### Record set ###
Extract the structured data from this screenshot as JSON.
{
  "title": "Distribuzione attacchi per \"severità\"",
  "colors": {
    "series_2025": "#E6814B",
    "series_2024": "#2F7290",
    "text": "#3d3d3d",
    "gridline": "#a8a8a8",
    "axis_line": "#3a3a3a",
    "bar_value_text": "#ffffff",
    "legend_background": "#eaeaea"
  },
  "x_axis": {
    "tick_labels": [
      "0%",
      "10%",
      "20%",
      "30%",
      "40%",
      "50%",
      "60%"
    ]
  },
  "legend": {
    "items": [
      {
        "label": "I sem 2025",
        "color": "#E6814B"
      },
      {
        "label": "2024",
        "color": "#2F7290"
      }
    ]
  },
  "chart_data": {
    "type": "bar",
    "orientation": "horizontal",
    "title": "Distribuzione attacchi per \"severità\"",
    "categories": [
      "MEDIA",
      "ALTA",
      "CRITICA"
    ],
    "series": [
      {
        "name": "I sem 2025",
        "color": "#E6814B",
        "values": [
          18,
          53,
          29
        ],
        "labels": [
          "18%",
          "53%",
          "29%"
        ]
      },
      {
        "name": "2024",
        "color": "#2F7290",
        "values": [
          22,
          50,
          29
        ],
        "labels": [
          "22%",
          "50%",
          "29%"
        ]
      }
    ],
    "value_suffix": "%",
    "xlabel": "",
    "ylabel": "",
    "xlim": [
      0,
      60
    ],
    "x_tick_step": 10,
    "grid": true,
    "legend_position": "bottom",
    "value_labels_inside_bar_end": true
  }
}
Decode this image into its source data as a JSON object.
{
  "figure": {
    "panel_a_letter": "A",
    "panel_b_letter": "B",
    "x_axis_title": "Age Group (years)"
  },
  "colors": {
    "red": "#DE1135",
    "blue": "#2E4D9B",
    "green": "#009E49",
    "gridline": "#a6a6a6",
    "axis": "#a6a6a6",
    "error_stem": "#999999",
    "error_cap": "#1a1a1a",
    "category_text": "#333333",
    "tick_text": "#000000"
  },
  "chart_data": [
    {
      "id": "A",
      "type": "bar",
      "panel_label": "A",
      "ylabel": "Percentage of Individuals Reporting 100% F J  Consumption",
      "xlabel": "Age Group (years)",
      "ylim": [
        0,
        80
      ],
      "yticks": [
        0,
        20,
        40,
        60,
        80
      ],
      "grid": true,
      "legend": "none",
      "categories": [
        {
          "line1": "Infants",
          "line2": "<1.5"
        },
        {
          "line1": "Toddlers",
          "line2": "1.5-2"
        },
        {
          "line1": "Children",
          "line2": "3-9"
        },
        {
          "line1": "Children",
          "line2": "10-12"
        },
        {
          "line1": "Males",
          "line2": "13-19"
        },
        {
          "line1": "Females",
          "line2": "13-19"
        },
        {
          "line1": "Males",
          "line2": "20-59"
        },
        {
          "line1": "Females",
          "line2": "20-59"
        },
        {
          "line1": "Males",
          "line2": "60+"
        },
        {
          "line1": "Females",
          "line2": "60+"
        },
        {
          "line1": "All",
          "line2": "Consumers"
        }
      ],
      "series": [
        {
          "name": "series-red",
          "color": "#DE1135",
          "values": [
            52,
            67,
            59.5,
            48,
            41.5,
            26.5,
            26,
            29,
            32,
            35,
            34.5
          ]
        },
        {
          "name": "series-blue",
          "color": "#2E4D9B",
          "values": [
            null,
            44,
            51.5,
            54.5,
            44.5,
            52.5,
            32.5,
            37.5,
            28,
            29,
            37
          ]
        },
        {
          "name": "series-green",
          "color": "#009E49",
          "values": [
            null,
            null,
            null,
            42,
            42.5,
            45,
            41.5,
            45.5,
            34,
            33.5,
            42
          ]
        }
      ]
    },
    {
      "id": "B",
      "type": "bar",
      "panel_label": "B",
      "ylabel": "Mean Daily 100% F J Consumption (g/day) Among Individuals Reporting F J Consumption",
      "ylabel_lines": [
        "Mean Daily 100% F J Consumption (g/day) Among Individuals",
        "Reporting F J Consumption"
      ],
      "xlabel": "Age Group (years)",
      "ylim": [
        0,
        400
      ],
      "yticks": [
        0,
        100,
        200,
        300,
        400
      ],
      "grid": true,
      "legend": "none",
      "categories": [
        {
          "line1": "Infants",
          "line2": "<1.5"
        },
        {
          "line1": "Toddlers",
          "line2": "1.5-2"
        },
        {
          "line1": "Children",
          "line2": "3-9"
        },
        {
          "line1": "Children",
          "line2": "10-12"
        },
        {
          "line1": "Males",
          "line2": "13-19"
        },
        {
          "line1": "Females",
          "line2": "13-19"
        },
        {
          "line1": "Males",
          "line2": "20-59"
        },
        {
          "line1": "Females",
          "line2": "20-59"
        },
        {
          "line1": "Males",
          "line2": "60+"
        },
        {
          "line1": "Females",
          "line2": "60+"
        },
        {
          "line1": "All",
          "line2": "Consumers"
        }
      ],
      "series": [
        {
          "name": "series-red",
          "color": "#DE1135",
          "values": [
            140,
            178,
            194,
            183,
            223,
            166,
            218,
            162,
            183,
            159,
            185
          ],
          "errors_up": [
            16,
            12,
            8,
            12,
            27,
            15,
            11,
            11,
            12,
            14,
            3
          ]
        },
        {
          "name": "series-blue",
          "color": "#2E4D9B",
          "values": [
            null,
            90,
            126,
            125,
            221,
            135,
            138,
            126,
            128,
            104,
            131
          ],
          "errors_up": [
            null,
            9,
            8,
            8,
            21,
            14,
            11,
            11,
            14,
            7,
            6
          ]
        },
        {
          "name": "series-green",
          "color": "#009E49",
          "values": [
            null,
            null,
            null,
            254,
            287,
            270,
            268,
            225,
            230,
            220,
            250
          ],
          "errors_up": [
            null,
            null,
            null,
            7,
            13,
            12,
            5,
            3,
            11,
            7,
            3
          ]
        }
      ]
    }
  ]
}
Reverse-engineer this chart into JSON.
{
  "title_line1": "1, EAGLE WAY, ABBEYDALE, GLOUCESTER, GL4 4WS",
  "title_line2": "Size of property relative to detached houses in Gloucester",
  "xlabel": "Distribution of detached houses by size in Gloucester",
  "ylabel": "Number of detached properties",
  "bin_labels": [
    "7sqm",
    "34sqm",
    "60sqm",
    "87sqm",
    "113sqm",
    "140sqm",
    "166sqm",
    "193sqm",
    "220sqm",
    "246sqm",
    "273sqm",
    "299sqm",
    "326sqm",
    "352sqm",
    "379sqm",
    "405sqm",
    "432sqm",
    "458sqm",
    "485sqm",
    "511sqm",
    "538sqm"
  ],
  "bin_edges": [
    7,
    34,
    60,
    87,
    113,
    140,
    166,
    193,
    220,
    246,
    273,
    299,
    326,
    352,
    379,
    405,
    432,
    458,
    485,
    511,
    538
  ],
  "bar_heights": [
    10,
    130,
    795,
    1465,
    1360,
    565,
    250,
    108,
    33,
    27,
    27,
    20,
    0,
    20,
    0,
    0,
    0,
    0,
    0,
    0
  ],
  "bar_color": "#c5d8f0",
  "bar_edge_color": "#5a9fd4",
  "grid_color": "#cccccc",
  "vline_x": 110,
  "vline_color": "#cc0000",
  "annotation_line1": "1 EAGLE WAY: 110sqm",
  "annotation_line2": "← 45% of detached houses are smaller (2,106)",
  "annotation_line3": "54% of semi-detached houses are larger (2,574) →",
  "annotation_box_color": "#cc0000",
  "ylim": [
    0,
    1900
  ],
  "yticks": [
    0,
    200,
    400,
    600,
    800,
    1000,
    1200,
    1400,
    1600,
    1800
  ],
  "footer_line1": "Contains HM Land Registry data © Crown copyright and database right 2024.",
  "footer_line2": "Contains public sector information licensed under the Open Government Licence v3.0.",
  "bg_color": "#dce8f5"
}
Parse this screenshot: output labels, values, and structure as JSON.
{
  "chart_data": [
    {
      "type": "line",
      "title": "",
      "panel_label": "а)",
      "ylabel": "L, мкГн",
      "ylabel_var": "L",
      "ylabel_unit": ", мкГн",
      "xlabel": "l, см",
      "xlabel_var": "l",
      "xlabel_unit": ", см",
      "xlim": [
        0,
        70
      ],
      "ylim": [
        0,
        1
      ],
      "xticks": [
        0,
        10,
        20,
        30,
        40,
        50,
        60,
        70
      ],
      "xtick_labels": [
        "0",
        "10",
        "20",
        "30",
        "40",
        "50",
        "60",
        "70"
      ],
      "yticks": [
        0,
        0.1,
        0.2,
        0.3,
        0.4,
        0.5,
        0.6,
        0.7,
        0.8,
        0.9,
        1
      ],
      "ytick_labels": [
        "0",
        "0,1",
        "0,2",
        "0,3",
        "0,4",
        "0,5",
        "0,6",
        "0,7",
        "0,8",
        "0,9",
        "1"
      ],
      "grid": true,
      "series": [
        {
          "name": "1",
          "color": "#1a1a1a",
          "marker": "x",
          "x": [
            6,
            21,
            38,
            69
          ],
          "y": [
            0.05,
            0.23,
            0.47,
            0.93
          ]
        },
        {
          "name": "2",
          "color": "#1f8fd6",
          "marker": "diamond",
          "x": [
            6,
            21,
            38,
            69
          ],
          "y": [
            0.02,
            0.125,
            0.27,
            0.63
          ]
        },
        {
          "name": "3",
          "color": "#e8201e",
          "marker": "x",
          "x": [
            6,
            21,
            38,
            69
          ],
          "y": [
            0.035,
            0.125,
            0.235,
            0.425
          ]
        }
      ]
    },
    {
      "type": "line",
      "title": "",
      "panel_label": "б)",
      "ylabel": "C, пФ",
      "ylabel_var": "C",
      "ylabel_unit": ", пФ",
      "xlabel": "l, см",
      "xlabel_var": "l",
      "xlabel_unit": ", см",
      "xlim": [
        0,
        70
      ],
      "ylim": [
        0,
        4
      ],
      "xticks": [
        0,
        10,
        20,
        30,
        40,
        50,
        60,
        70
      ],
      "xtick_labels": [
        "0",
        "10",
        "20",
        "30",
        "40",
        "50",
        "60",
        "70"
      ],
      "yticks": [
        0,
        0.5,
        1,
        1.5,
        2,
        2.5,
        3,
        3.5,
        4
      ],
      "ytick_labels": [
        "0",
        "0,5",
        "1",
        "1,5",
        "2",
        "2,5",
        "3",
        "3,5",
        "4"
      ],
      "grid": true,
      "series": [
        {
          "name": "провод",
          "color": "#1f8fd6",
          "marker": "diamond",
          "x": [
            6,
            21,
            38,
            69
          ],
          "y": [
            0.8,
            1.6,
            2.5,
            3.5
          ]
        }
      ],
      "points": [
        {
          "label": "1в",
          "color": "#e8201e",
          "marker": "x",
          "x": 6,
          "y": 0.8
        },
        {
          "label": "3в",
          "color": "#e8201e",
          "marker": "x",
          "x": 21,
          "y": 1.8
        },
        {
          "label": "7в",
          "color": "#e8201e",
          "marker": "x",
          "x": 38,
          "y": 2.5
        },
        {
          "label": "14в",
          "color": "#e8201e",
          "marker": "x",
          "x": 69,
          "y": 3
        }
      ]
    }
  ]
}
###
§ **Instructions for the task**:
From the data above, copy each line that holds "Daily".

§ **Written answer**:
      "ylabel": "Mean Daily 100% F J Consumption (g/day) Among Individuals Reporting F J Consumption",
        "Mean Daily 100% F J Consumption (g/day) Among Individuals",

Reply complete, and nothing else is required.